WHAT THE EXERCISE ASKS ->
Your job is to retype all of the data word for word, leaving every image out.

[Stored data entries]
· · · · · · ·

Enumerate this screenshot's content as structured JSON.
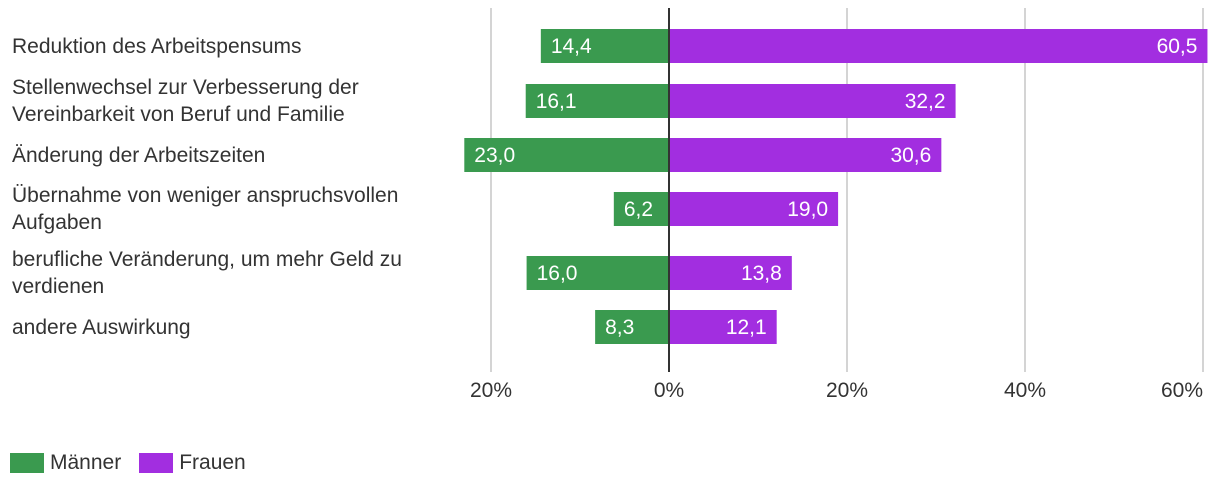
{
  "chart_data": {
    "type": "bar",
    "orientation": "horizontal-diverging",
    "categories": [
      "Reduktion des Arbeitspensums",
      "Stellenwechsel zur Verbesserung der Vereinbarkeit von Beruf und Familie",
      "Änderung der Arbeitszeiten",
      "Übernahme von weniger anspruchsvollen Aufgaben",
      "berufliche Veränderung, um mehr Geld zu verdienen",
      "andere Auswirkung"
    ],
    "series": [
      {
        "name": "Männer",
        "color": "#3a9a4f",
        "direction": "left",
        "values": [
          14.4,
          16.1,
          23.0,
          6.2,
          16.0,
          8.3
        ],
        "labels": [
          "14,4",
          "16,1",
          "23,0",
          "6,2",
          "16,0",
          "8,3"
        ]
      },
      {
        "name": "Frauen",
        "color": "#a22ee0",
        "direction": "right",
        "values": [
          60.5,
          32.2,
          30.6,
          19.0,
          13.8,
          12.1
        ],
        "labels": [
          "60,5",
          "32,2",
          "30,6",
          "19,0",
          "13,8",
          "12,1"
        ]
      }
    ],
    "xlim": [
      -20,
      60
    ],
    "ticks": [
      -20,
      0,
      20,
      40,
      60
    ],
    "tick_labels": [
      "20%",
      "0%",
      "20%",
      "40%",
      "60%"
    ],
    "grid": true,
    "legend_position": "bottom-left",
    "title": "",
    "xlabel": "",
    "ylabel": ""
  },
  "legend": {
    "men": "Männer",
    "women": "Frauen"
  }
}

· · · · · · ·

EXERCISE ANSWER ->
Enumerate this screenshot's content as structured JSON.
{
  "chart_data": {
    "type": "bar",
    "orientation": "horizontal-diverging",
    "categories": [
      "Reduktion des Arbeitspensums",
      "Stellenwechsel zur Verbesserung der Vereinbarkeit von Beruf und Familie",
      "Änderung der Arbeitszeiten",
      "Übernahme von weniger anspruchsvollen Aufgaben",
      "berufliche Veränderung, um mehr Geld zu verdienen",
      "andere Auswirkung"
    ],
    "series": [
      {
        "name": "Männer",
        "color": "#3a9a4f",
        "direction": "left",
        "values": [
          14.4,
          16.1,
          23.0,
          6.2,
          16.0,
          8.3
        ],
        "labels": [
          "14,4",
          "16,1",
          "23,0",
          "6,2",
          "16,0",
          "8,3"
        ]
      },
      {
        "name": "Frauen",
        "color": "#a22ee0",
        "direction": "right",
        "values": [
          60.5,
          32.2,
          30.6,
          19.0,
          13.8,
          12.1
        ],
        "labels": [
          "60,5",
          "32,2",
          "30,6",
          "19,0",
          "13,8",
          "12,1"
        ]
      }
    ],
    "xlim": [
      -20,
      60
    ],
    "ticks": [
      -20,
      0,
      20,
      40,
      60
    ],
    "tick_labels": [
      "20%",
      "0%",
      "20%",
      "40%",
      "60%"
    ],
    "grid": true,
    "legend_position": "bottom-left",
    "title": "",
    "xlabel": "",
    "ylabel": ""
  },
  "legend": {
    "men": "Männer",
    "women": "Frauen"
  }
}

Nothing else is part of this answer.